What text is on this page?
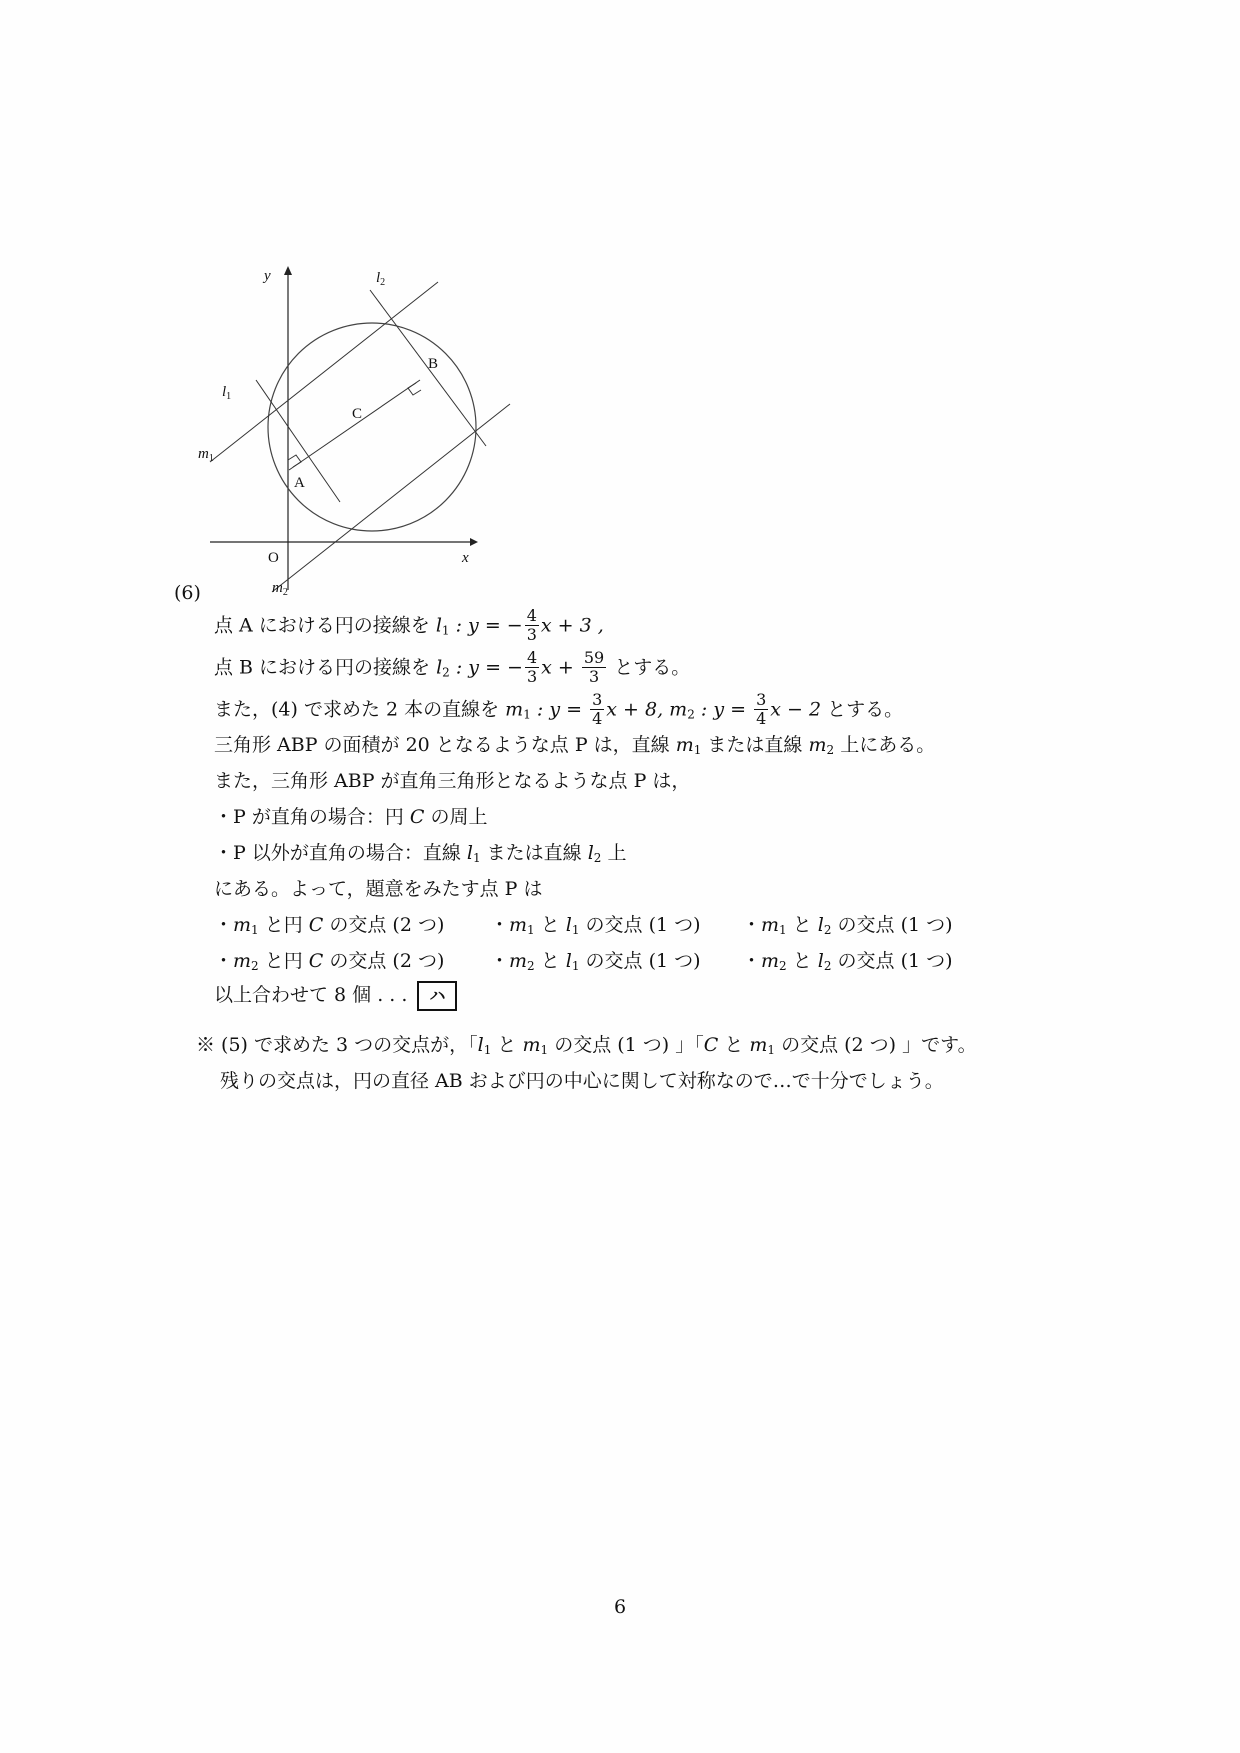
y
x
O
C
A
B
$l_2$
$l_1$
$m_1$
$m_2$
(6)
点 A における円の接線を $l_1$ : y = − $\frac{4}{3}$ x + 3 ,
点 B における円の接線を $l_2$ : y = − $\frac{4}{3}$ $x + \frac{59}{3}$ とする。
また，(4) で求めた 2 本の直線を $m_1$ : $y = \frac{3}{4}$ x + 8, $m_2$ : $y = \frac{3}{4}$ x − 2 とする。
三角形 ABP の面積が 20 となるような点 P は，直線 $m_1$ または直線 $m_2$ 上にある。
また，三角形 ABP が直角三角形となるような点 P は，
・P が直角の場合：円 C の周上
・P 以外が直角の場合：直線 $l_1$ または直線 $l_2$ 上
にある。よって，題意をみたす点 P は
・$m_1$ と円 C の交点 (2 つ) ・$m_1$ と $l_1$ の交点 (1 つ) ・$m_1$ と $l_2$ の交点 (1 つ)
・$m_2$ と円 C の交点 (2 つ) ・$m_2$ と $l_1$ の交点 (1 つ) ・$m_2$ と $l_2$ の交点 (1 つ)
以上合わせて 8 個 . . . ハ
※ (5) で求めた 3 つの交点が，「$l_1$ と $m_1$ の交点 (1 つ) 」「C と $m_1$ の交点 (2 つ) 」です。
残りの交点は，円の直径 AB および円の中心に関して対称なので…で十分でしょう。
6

__________________________________________________

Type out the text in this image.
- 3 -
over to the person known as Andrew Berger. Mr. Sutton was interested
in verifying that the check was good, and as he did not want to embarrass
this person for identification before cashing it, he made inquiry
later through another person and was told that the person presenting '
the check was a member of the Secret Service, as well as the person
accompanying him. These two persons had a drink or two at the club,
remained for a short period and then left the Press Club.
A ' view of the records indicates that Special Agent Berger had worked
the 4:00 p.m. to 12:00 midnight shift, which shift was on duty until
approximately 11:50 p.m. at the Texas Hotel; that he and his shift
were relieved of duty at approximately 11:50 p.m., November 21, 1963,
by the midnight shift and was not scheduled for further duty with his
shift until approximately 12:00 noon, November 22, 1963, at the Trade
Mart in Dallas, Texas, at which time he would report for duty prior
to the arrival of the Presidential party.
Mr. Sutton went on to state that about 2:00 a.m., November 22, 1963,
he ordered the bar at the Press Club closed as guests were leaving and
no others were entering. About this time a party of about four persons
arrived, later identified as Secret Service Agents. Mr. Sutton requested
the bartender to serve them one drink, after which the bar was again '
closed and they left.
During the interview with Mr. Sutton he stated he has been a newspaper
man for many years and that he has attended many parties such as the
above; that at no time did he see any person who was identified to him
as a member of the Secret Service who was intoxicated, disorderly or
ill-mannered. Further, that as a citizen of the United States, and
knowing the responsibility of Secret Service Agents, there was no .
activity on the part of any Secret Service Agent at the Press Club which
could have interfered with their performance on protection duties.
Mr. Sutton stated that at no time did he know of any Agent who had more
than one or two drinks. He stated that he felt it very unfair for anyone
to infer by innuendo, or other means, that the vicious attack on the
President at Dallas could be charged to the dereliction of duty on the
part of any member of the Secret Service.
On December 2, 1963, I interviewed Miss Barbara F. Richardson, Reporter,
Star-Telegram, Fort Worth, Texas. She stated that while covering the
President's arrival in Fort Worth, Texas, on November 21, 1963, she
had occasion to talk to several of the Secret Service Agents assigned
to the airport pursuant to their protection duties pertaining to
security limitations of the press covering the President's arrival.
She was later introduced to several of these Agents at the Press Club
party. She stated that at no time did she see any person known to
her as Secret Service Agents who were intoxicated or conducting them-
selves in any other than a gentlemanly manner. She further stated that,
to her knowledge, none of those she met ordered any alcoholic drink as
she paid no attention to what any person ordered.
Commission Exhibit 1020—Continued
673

__________________________________________________

Exercise objective: Collect the lines that hold "stated".

Expected output:
During the interview with Mr. Sutton he stated he has been a newspaper
Mr. Sutton stated that at no time did he know of any Agent who had more
than one or two drinks. He stated that he felt it very unfair for anyone
Star-Telegram, Fort Worth, Texas. She stated that while covering the
party. She stated that at no time did she see any person known to
selves in any other than a gentlemanly manner. She further stated that,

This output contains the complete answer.